▶ **DIRECTIONS FOR THIS TASK**:
Write out all the entries word for word, but skip any images.

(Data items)
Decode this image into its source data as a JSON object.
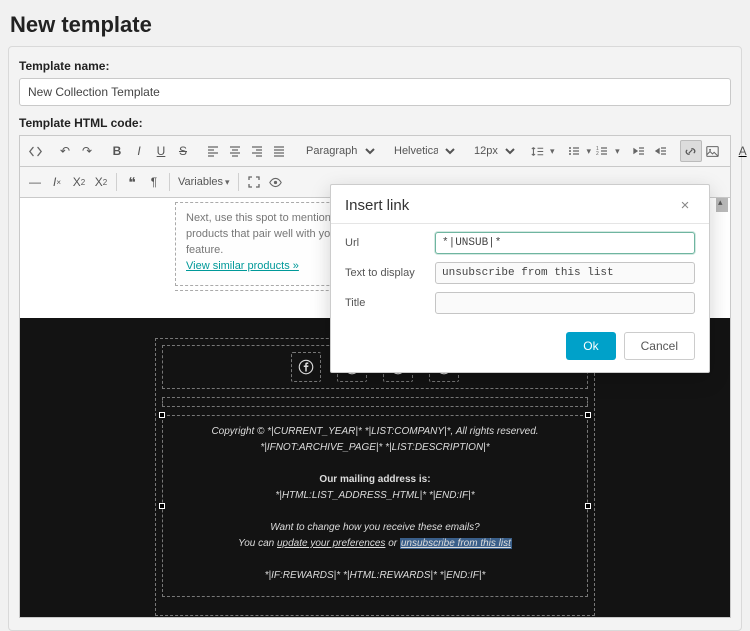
{
  "page": {
    "title": "New template"
  },
  "fields": {
    "template_name_label": "Template name:",
    "template_name_value": "New Collection Template",
    "template_html_label": "Template HTML code:"
  },
  "toolbar": {
    "paragraph": "Paragraph",
    "font_family": "Helvetica",
    "font_size": "12px",
    "variables": "Variables"
  },
  "feature": {
    "body": "Next, use this spot to mention any other products that pair well with your main feature.",
    "link": "View similar products »"
  },
  "footer": {
    "copyright": "Copyright © *|CURRENT_YEAR|* *|LIST:COMPANY|*, All rights reserved.",
    "archive": "*|IFNOT:ARCHIVE_PAGE|* *|LIST:DESCRIPTION|*",
    "address_heading": "Our mailing address is:",
    "address": "*|HTML:LIST_ADDRESS_HTML|* *|END:IF|*",
    "change_q": "Want to change how you receive these emails?",
    "change_a_prefix": "You can ",
    "update_pref": "update your preferences",
    "or": " or ",
    "unsub": "unsubscribe from this list",
    "rewards": "*|IF:REWARDS|* *|HTML:REWARDS|* *|END:IF|*"
  },
  "modal": {
    "title": "Insert link",
    "url_label": "Url",
    "url_value": "*|UNSUB|*",
    "text_label": "Text to display",
    "text_value": "unsubscribe from this list",
    "title_label": "Title",
    "title_value": "",
    "ok": "Ok",
    "cancel": "Cancel"
  }
}
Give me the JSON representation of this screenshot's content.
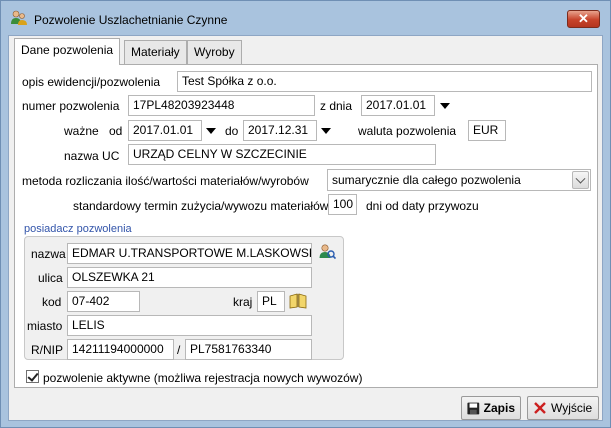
{
  "window": {
    "title": "Pozwolenie Uszlachetnianie Czynne",
    "close_glyph": "✕"
  },
  "tabs": [
    {
      "label": "Dane pozwolenia",
      "active": true
    },
    {
      "label": "Materiały",
      "active": false
    },
    {
      "label": "Wyroby",
      "active": false
    }
  ],
  "form": {
    "opis_label": "opis ewidencji/pozwolenia",
    "opis_value": "Test Spółka z o.o.",
    "numer_label": "numer pozwolenia",
    "numer_value": "17PL48203923448",
    "z_dnia_label": "z dnia",
    "z_dnia_value": "2017.01.01",
    "wazne_label": "ważne",
    "od_label": "od",
    "od_value": "2017.01.01",
    "do_label": "do",
    "do_value": "2017.12.31",
    "waluta_label": "waluta pozwolenia",
    "waluta_value": "EUR",
    "uc_label": "nazwa UC",
    "uc_value": "URZĄD CELNY W SZCZECINIE",
    "metoda_label": "metoda rozliczania ilość/wartości materiałów/wyrobów",
    "metoda_value": "sumarycznie dla całego pozwolenia",
    "termin_label": "standardowy termin zużycia/wywozu materiałów",
    "termin_value": "100",
    "termin_suffix": "dni od daty przywozu"
  },
  "posiadacz": {
    "group_title": "posiadacz pozwolenia",
    "nazwa_label": "nazwa",
    "nazwa_value": "EDMAR U.TRANSPORTOWE M.LASKOWSK",
    "ulica_label": "ulica",
    "ulica_value": "OLSZEWKA 21",
    "kod_label": "kod",
    "kod_value": "07-402",
    "kraj_label": "kraj",
    "kraj_value": "PL",
    "miasto_label": "miasto",
    "miasto_value": "LELIS",
    "rnip_label": "R/NIP",
    "regon_value": "14211194000000",
    "separator": "/",
    "nip_value": "PL7581763340"
  },
  "aktywne": {
    "label": "pozwolenie aktywne (możliwa rejestracja nowych wywozów)",
    "checked": true
  },
  "buttons": {
    "save_label": "Zapis",
    "exit_label": "Wyjście"
  },
  "colors": {
    "title_bg": "#a9c3de",
    "close_red": "#c7432a",
    "group_title": "#3355aa"
  }
}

▶ **OUTPUT**:
Decode this image into its source data as a JSON object.
{
  "page": {
    "title": "New template"
  },
  "fields": {
    "template_name_label": "Template name:",
    "template_name_value": "New Collection Template",
    "template_html_label": "Template HTML code:"
  },
  "toolbar": {
    "paragraph": "Paragraph",
    "font_family": "Helvetica",
    "font_size": "12px",
    "variables": "Variables"
  },
  "feature": {
    "body": "Next, use this spot to mention any other products that pair well with your main feature.",
    "link": "View similar products »"
  },
  "footer": {
    "copyright": "Copyright © *|CURRENT_YEAR|* *|LIST:COMPANY|*, All rights reserved.",
    "archive": "*|IFNOT:ARCHIVE_PAGE|* *|LIST:DESCRIPTION|*",
    "address_heading": "Our mailing address is:",
    "address": "*|HTML:LIST_ADDRESS_HTML|* *|END:IF|*",
    "change_q": "Want to change how you receive these emails?",
    "change_a_prefix": "You can ",
    "update_pref": "update your preferences",
    "or": " or ",
    "unsub": "unsubscribe from this list",
    "rewards": "*|IF:REWARDS|* *|HTML:REWARDS|* *|END:IF|*"
  },
  "modal": {
    "title": "Insert link",
    "url_label": "Url",
    "url_value": "*|UNSUB|*",
    "text_label": "Text to display",
    "text_value": "unsubscribe from this list",
    "title_label": "Title",
    "title_value": "",
    "ok": "Ok",
    "cancel": "Cancel"
  }
}
Give me the JSON representation of this screenshot's content.
{
  "window": {
    "title": "Pozwolenie Uszlachetnianie Czynne",
    "close_glyph": "✕"
  },
  "tabs": [
    {
      "label": "Dane pozwolenia",
      "active": true
    },
    {
      "label": "Materiały",
      "active": false
    },
    {
      "label": "Wyroby",
      "active": false
    }
  ],
  "form": {
    "opis_label": "opis ewidencji/pozwolenia",
    "opis_value": "Test Spółka z o.o.",
    "numer_label": "numer pozwolenia",
    "numer_value": "17PL48203923448",
    "z_dnia_label": "z dnia",
    "z_dnia_value": "2017.01.01",
    "wazne_label": "ważne",
    "od_label": "od",
    "od_value": "2017.01.01",
    "do_label": "do",
    "do_value": "2017.12.31",
    "waluta_label": "waluta pozwolenia",
    "waluta_value": "EUR",
    "uc_label": "nazwa UC",
    "uc_value": "URZĄD CELNY W SZCZECINIE",
    "metoda_label": "metoda rozliczania ilość/wartości materiałów/wyrobów",
    "metoda_value": "sumarycznie dla całego pozwolenia",
    "termin_label": "standardowy termin zużycia/wywozu materiałów",
    "termin_value": "100",
    "termin_suffix": "dni od daty przywozu"
  },
  "posiadacz": {
    "group_title": "posiadacz pozwolenia",
    "nazwa_label": "nazwa",
    "nazwa_value": "EDMAR U.TRANSPORTOWE M.LASKOWSK",
    "ulica_label": "ulica",
    "ulica_value": "OLSZEWKA 21",
    "kod_label": "kod",
    "kod_value": "07-402",
    "kraj_label": "kraj",
    "kraj_value": "PL",
    "miasto_label": "miasto",
    "miasto_value": "LELIS",
    "rnip_label": "R/NIP",
    "regon_value": "14211194000000",
    "separator": "/",
    "nip_value": "PL7581763340"
  },
  "aktywne": {
    "label": "pozwolenie aktywne (możliwa rejestracja nowych wywozów)",
    "checked": true
  },
  "buttons": {
    "save_label": "Zapis",
    "exit_label": "Wyjście"
  },
  "colors": {
    "title_bg": "#a9c3de",
    "close_red": "#c7432a",
    "group_title": "#3355aa"
  }
}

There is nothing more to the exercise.